→ Task goal
Pull every "juillet" line out of the data below.

→ Dataset
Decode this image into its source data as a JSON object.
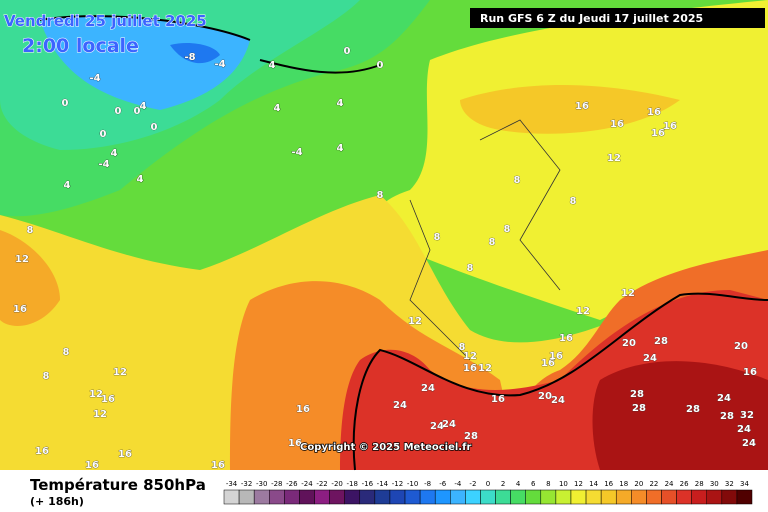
{
  "header": {
    "date": "Vendredi 25 juillet 2025",
    "time": "2:00 locale",
    "run": "Run GFS 6 Z du Jeudi 17 juillet 2025"
  },
  "map": {
    "copyright": "Copyright © 2025 Meteociel.fr",
    "contour_labels": [
      -8,
      -4,
      -4,
      4,
      4,
      4,
      4,
      -4,
      4,
      0,
      0,
      0,
      -4,
      4,
      8,
      12,
      16,
      8,
      8,
      12,
      12,
      16,
      12,
      16,
      16,
      16,
      16,
      16,
      16,
      8,
      8,
      8,
      8,
      12,
      8,
      12,
      16,
      12,
      16,
      24,
      24,
      24,
      24,
      28,
      20,
      24,
      16,
      16,
      16,
      12,
      12,
      8,
      12,
      16,
      16,
      16,
      16,
      16,
      8,
      8,
      20,
      28,
      24,
      20,
      16,
      28,
      28,
      28,
      24,
      28,
      32,
      24,
      24,
      0,
      0,
      4,
      0,
      0,
      4
    ]
  },
  "footer": {
    "title": "Température 850hPa",
    "lead": "(+ 186h)"
  },
  "legend": {
    "ticks": [
      -34,
      -32,
      -30,
      -28,
      -26,
      -24,
      -22,
      -20,
      -18,
      -16,
      -14,
      -12,
      -10,
      -8,
      -6,
      -4,
      -2,
      0,
      2,
      4,
      6,
      8,
      10,
      12,
      14,
      16,
      18,
      20,
      22,
      24,
      26,
      28,
      30,
      32,
      34
    ],
    "colors": [
      "#d4d4d4",
      "#b8b8b8",
      "#9c7aa0",
      "#8a4a8a",
      "#7a2a7a",
      "#60125a",
      "#8c1e82",
      "#6e1460",
      "#3c1464",
      "#2a2a7a",
      "#1e3c96",
      "#1e46b4",
      "#1e5ad2",
      "#1e78f0",
      "#1e96ff",
      "#3cb4ff",
      "#3cd2ff",
      "#3cdcc8",
      "#3cdc96",
      "#46dc64",
      "#64dc3c",
      "#96e632",
      "#c8f032",
      "#f0f032",
      "#f5dc32",
      "#f5c828",
      "#f5aa28",
      "#f58c28",
      "#f06e28",
      "#e65028",
      "#dc3228",
      "#c81e1e",
      "#aa1414",
      "#820a0a",
      "#500000"
    ]
  }
}
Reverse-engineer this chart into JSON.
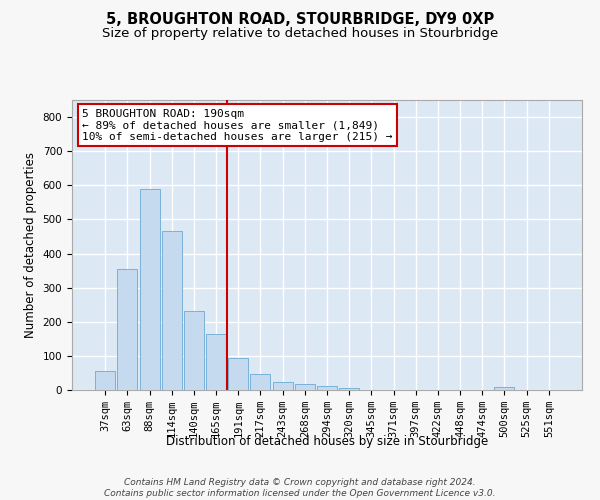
{
  "title": "5, BROUGHTON ROAD, STOURBRIDGE, DY9 0XP",
  "subtitle": "Size of property relative to detached houses in Stourbridge",
  "xlabel": "Distribution of detached houses by size in Stourbridge",
  "ylabel": "Number of detached properties",
  "categories": [
    "37sqm",
    "63sqm",
    "88sqm",
    "114sqm",
    "140sqm",
    "165sqm",
    "191sqm",
    "217sqm",
    "243sqm",
    "268sqm",
    "294sqm",
    "320sqm",
    "345sqm",
    "371sqm",
    "397sqm",
    "422sqm",
    "448sqm",
    "474sqm",
    "500sqm",
    "525sqm",
    "551sqm"
  ],
  "values": [
    57,
    355,
    588,
    465,
    232,
    163,
    95,
    48,
    23,
    18,
    13,
    5,
    1,
    1,
    1,
    1,
    0,
    0,
    8,
    0,
    1
  ],
  "bar_color": "#c5d9ef",
  "bar_edge_color": "#6aaad4",
  "vline_x": 6.0,
  "vline_color": "#cc0000",
  "annotation_text": "5 BROUGHTON ROAD: 190sqm\n← 89% of detached houses are smaller (1,849)\n10% of semi-detached houses are larger (215) →",
  "annotation_box_color": "#ffffff",
  "annotation_box_edge": "#cc0000",
  "ylim": [
    0,
    850
  ],
  "yticks": [
    0,
    100,
    200,
    300,
    400,
    500,
    600,
    700,
    800
  ],
  "bg_color": "#dde8f5",
  "grid_color": "#ffffff",
  "footer": "Contains HM Land Registry data © Crown copyright and database right 2024.\nContains public sector information licensed under the Open Government Licence v3.0.",
  "title_fontsize": 10.5,
  "subtitle_fontsize": 9.5,
  "xlabel_fontsize": 8.5,
  "ylabel_fontsize": 8.5,
  "tick_fontsize": 7.5,
  "annotation_fontsize": 8,
  "footer_fontsize": 6.5
}
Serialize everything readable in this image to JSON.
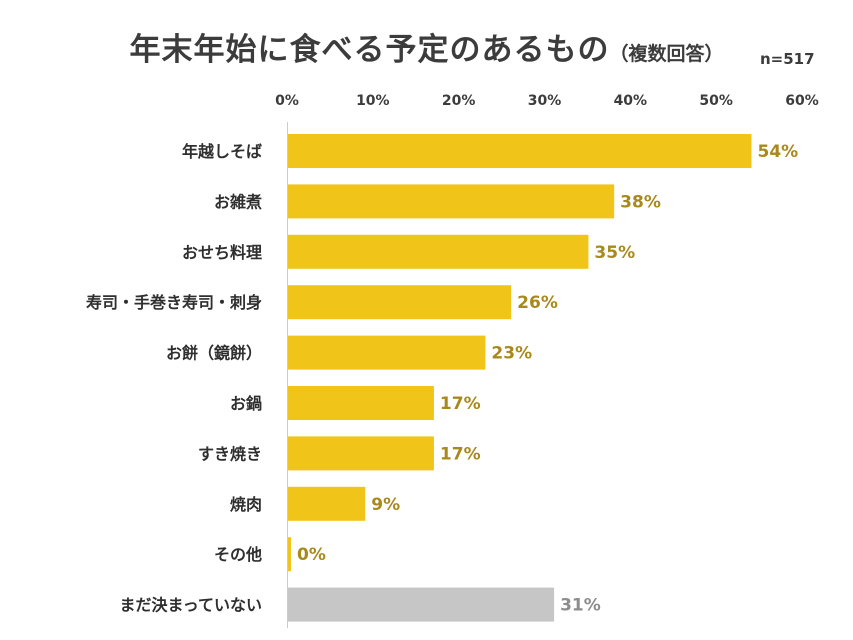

→ Reply
    "date": "Vendredi 25 juillet 2025",
    "run": "Run GFS 6 Z du Jeudi 17 juillet 2025"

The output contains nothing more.